======== DATASET RECORDS ========

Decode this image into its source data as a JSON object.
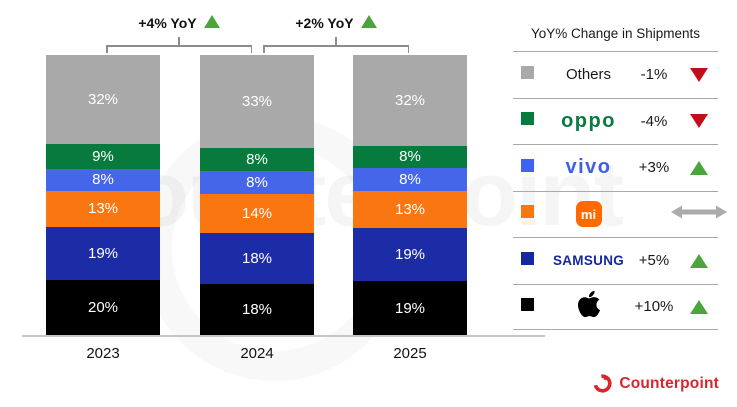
{
  "chart_data": {
    "type": "bar",
    "subtype": "stacked-100",
    "categories": [
      "2023",
      "2024",
      "2025"
    ],
    "series": [
      {
        "name": "Others",
        "color": "#a9a9a9",
        "values": [
          32,
          33,
          32
        ]
      },
      {
        "name": "OPPO",
        "color": "#077b3e",
        "values": [
          9,
          8,
          8
        ]
      },
      {
        "name": "vivo",
        "color": "#4566e9",
        "values": [
          8,
          8,
          8
        ]
      },
      {
        "name": "Xiaomi",
        "color": "#f97611",
        "values": [
          13,
          14,
          13
        ]
      },
      {
        "name": "Samsung",
        "color": "#1b2ca6",
        "values": [
          19,
          18,
          19
        ]
      },
      {
        "name": "Apple",
        "color": "#000000",
        "values": [
          20,
          18,
          19
        ]
      }
    ],
    "stack_order": "top-to-bottom",
    "value_suffix": "%",
    "ylim": [
      0,
      100
    ],
    "grid": false,
    "legend_position": "right",
    "annotations": [
      {
        "label": "+4% YoY",
        "direction": "up",
        "between": [
          "2023",
          "2024"
        ]
      },
      {
        "label": "+2% YoY",
        "direction": "up",
        "between": [
          "2024",
          "2025"
        ]
      }
    ]
  },
  "legend": {
    "title": "YoY% Change in Shipments",
    "rows": [
      {
        "brand": "Others",
        "logo": "plain",
        "swatch": "#a9a9a9",
        "change": "-1%",
        "direction": "down"
      },
      {
        "brand": "oppo",
        "logo": "oppo",
        "swatch": "#077b3e",
        "change": "-4%",
        "direction": "down"
      },
      {
        "brand": "vivo",
        "logo": "vivo",
        "swatch": "#3f63f0",
        "change": "+3%",
        "direction": "up"
      },
      {
        "brand": "mi",
        "logo": "mi",
        "swatch": "#f97611",
        "change": "",
        "direction": "flat"
      },
      {
        "brand": "SAMSUNG",
        "logo": "samsung",
        "swatch": "#1428a0",
        "change": "+5%",
        "direction": "up"
      },
      {
        "brand": "Apple",
        "logo": "apple",
        "swatch": "#000000",
        "change": "+10%",
        "direction": "up"
      }
    ]
  },
  "colors": {
    "up": "#4ba53c",
    "down": "#c40d1a",
    "flat_arrow": "#ababab",
    "brand_red": "#d9252e"
  },
  "footer": {
    "brand": "Counterpoint"
  },
  "watermark": {
    "text": "counterpoint"
  }
}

========

▶ [STATED TASK]:
Output all of the data exactly as it stands, minus any images.

▶ [SOLUTION FOR THIS EXERCISE]:
Decode this image into its source data as a JSON object.
{
  "chart_data": {
    "type": "bar",
    "subtype": "stacked-100",
    "categories": [
      "2023",
      "2024",
      "2025"
    ],
    "series": [
      {
        "name": "Others",
        "color": "#a9a9a9",
        "values": [
          32,
          33,
          32
        ]
      },
      {
        "name": "OPPO",
        "color": "#077b3e",
        "values": [
          9,
          8,
          8
        ]
      },
      {
        "name": "vivo",
        "color": "#4566e9",
        "values": [
          8,
          8,
          8
        ]
      },
      {
        "name": "Xiaomi",
        "color": "#f97611",
        "values": [
          13,
          14,
          13
        ]
      },
      {
        "name": "Samsung",
        "color": "#1b2ca6",
        "values": [
          19,
          18,
          19
        ]
      },
      {
        "name": "Apple",
        "color": "#000000",
        "values": [
          20,
          18,
          19
        ]
      }
    ],
    "stack_order": "top-to-bottom",
    "value_suffix": "%",
    "ylim": [
      0,
      100
    ],
    "grid": false,
    "legend_position": "right",
    "annotations": [
      {
        "label": "+4% YoY",
        "direction": "up",
        "between": [
          "2023",
          "2024"
        ]
      },
      {
        "label": "+2% YoY",
        "direction": "up",
        "between": [
          "2024",
          "2025"
        ]
      }
    ]
  },
  "legend": {
    "title": "YoY% Change in Shipments",
    "rows": [
      {
        "brand": "Others",
        "logo": "plain",
        "swatch": "#a9a9a9",
        "change": "-1%",
        "direction": "down"
      },
      {
        "brand": "oppo",
        "logo": "oppo",
        "swatch": "#077b3e",
        "change": "-4%",
        "direction": "down"
      },
      {
        "brand": "vivo",
        "logo": "vivo",
        "swatch": "#3f63f0",
        "change": "+3%",
        "direction": "up"
      },
      {
        "brand": "mi",
        "logo": "mi",
        "swatch": "#f97611",
        "change": "",
        "direction": "flat"
      },
      {
        "brand": "SAMSUNG",
        "logo": "samsung",
        "swatch": "#1428a0",
        "change": "+5%",
        "direction": "up"
      },
      {
        "brand": "Apple",
        "logo": "apple",
        "swatch": "#000000",
        "change": "+10%",
        "direction": "up"
      }
    ]
  },
  "colors": {
    "up": "#4ba53c",
    "down": "#c40d1a",
    "flat_arrow": "#ababab",
    "brand_red": "#d9252e"
  },
  "footer": {
    "brand": "Counterpoint"
  },
  "watermark": {
    "text": "counterpoint"
  }
}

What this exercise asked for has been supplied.